# TASK TO CARRY OUT:
Each line that holds the word "What" should be returned.

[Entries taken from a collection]
━━━━━━━━━━━━━━━━━━━━━━━━━━━━━━
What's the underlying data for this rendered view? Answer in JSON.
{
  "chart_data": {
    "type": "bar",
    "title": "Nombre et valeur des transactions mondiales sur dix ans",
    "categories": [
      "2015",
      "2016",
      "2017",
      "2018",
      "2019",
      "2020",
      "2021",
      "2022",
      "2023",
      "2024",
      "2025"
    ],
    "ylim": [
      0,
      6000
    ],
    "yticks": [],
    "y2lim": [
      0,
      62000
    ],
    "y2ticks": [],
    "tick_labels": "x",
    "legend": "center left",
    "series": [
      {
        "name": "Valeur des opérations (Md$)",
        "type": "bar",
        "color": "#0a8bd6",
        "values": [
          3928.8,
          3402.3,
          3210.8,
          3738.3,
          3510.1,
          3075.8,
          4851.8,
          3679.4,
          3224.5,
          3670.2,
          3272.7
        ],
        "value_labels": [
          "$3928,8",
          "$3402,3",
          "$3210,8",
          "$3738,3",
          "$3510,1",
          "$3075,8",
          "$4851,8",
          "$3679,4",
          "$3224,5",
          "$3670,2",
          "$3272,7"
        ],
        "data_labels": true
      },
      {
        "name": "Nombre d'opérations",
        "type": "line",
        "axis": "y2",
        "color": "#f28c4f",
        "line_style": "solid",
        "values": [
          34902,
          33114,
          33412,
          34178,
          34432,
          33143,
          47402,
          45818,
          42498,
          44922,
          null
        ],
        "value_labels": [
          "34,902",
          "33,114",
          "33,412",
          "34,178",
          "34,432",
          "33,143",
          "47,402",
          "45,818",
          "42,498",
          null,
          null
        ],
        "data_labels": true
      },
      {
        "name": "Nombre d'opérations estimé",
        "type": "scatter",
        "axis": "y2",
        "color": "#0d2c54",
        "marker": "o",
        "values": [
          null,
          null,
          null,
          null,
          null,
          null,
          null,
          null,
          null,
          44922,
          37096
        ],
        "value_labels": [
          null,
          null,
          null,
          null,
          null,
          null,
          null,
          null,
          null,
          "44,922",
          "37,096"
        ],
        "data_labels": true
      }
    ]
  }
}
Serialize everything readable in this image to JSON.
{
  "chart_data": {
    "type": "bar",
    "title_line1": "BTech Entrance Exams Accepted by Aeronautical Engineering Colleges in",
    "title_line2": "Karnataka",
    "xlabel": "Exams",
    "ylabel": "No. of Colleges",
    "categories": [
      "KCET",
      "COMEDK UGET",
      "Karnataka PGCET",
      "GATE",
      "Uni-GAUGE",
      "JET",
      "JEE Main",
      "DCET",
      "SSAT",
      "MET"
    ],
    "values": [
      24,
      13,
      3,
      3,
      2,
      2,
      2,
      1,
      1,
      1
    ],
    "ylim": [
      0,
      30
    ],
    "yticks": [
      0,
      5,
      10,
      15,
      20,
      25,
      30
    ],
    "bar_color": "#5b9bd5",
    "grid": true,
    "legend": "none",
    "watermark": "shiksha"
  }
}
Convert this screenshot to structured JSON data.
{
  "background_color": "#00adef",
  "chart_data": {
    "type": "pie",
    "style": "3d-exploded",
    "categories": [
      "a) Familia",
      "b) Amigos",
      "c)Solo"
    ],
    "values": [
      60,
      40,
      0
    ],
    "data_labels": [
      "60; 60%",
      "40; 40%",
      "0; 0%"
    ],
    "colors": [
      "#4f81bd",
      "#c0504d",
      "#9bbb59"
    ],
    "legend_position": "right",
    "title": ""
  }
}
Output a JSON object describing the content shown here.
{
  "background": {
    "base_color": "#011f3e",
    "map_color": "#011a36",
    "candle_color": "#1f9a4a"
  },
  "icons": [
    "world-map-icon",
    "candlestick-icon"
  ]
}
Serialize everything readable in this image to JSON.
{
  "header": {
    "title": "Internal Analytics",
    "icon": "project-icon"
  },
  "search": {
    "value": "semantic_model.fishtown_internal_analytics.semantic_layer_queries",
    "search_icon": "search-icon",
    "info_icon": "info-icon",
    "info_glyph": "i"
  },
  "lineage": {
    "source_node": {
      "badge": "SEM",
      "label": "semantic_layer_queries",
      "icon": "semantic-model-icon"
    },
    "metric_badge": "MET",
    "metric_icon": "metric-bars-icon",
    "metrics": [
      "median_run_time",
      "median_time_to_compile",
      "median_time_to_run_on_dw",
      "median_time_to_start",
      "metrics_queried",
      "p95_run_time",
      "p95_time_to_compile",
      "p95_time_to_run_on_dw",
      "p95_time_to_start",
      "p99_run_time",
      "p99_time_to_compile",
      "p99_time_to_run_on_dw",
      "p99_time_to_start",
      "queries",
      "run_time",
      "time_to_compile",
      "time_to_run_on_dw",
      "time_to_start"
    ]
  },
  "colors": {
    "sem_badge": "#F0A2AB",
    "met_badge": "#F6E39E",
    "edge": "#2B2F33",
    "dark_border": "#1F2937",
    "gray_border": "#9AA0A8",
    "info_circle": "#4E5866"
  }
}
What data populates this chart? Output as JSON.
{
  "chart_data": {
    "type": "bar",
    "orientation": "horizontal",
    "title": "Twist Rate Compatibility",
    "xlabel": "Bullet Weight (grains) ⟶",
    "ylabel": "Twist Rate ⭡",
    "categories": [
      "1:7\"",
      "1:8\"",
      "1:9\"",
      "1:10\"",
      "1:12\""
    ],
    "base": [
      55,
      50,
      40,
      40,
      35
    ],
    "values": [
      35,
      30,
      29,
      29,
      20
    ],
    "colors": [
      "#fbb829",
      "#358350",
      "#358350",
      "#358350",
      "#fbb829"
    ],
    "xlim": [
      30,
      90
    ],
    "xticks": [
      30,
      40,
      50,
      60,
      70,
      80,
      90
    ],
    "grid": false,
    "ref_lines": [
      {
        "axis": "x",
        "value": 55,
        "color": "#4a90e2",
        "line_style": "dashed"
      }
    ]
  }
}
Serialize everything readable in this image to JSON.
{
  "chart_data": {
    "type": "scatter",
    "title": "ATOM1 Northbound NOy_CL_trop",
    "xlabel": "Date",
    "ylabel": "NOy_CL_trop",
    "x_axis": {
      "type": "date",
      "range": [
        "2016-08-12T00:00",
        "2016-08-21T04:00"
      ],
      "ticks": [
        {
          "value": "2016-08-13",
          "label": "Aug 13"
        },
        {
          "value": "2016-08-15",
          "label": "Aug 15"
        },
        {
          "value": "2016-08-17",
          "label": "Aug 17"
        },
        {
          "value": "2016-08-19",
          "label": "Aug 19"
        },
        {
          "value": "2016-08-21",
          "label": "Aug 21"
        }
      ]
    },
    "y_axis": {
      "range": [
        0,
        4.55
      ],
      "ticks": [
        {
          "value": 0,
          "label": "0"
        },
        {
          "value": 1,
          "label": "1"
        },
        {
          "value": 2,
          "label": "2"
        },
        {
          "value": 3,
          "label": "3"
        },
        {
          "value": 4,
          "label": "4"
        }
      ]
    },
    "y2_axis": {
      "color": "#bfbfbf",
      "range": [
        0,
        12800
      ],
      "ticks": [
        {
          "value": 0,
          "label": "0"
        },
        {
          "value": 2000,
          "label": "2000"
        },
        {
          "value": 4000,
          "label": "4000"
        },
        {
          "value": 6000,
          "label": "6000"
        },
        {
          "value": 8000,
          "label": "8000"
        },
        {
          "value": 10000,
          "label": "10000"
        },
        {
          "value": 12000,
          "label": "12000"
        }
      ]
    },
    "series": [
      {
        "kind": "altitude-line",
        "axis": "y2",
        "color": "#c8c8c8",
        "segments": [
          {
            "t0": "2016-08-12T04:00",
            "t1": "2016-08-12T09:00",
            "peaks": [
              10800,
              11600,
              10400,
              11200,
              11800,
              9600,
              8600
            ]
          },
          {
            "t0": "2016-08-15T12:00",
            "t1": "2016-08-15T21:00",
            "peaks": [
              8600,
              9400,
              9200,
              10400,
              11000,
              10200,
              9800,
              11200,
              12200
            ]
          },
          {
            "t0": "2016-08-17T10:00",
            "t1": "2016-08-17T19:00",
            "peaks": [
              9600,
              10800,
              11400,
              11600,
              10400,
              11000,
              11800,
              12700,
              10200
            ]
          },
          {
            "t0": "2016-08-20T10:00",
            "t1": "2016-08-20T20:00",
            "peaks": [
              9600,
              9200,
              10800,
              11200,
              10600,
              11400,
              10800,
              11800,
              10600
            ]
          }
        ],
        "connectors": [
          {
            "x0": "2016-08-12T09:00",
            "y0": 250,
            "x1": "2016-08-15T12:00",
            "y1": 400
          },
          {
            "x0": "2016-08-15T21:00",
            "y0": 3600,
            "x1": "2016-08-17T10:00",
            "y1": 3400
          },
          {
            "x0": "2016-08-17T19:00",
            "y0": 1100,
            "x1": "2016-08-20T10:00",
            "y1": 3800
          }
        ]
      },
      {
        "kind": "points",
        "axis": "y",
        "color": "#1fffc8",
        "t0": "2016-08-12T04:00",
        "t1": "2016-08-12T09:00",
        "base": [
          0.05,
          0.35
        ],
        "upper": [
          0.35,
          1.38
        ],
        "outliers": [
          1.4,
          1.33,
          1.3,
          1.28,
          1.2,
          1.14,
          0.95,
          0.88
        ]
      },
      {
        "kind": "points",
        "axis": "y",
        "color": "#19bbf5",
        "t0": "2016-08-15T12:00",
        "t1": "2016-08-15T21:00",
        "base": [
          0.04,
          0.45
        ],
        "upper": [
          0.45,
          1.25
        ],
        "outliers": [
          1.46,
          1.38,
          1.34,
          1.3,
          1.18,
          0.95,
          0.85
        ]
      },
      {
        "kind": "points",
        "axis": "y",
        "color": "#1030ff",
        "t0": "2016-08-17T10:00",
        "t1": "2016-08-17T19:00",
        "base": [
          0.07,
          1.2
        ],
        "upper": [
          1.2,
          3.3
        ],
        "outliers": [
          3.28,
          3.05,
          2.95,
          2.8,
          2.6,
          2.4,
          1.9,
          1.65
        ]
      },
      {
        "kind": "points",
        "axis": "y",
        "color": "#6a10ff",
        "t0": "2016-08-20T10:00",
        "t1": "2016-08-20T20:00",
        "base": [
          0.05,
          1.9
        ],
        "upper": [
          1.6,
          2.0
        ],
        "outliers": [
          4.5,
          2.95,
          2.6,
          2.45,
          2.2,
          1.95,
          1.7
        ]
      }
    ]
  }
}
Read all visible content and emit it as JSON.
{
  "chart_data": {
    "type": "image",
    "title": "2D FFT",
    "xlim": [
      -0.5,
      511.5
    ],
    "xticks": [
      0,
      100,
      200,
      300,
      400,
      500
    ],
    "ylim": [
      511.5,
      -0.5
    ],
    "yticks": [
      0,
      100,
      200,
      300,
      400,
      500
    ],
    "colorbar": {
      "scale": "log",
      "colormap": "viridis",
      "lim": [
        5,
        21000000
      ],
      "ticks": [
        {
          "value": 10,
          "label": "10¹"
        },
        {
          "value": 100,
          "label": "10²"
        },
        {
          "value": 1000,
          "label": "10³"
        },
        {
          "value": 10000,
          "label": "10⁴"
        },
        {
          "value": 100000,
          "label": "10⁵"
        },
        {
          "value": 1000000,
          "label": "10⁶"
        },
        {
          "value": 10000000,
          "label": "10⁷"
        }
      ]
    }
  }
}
━━━━━━━━━━━━━━━━━━━━━━━━━━━━━━
# ANSWER TO THIS TASK:
What's the underlying data for this rendered view? Answer in JSON.
What data populates this chart? Output as JSON.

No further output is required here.